In the material below, find each line holding the string "JSON" and copy it.
Start of Dataset
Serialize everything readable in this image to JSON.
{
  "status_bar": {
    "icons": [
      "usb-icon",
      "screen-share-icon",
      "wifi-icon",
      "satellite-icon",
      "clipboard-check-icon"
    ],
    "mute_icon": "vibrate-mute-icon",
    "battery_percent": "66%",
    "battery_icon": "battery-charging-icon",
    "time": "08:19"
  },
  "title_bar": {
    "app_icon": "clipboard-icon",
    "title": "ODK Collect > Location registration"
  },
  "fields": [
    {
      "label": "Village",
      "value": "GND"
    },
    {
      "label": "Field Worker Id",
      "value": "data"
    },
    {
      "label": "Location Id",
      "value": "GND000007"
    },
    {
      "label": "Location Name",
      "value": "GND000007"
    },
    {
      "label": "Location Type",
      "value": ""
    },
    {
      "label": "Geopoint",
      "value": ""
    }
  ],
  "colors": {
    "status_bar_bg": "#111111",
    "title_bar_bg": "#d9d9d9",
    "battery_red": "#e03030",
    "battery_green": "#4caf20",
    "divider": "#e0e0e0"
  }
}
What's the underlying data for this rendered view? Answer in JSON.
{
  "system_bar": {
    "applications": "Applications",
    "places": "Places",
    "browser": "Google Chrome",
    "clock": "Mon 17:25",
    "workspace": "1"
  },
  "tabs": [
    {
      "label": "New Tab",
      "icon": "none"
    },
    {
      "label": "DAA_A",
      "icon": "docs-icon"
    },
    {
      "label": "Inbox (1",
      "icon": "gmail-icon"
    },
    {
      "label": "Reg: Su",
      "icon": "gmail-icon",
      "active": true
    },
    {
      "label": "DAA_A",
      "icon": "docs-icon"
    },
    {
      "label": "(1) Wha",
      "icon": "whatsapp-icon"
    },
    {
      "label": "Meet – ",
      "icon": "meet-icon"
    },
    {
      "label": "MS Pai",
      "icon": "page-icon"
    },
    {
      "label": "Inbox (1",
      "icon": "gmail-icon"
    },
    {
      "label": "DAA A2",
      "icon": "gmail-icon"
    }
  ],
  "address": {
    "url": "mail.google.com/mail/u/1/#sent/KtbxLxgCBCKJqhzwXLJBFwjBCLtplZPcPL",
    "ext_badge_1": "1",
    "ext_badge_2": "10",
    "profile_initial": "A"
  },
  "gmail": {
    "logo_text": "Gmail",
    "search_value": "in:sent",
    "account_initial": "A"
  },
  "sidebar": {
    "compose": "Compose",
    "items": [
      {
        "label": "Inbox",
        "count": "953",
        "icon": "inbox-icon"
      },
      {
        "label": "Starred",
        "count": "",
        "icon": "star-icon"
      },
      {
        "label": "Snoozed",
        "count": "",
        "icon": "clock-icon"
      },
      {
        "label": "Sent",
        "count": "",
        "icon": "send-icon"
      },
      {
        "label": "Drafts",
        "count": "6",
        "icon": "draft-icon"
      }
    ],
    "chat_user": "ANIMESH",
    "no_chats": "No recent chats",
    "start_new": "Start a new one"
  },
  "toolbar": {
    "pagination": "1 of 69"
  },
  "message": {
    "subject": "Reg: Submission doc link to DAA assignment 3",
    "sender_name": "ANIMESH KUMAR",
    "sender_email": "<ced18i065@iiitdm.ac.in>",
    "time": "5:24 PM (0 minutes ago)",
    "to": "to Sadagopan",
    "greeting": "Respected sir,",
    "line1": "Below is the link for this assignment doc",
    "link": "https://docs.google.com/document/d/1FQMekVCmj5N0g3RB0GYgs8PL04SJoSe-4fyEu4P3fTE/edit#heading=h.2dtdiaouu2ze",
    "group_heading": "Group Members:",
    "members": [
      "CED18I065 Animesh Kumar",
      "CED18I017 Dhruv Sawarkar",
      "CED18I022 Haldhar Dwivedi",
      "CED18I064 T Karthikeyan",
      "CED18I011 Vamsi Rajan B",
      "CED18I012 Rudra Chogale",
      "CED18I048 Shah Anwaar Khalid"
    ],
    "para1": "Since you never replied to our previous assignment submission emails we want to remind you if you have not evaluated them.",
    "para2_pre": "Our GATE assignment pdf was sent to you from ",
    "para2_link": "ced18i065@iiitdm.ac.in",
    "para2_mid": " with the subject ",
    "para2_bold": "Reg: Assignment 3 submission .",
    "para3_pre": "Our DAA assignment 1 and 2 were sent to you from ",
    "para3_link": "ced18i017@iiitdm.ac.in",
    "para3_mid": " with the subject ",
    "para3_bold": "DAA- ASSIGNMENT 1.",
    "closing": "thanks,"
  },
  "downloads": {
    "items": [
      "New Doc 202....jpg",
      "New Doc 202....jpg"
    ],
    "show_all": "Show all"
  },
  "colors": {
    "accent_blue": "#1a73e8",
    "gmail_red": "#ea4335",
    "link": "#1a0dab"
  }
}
End of Dataset
Exercise result:
Serialize everything readable in this image to JSON.
What's the underlying data for this rendered view? Answer in JSON.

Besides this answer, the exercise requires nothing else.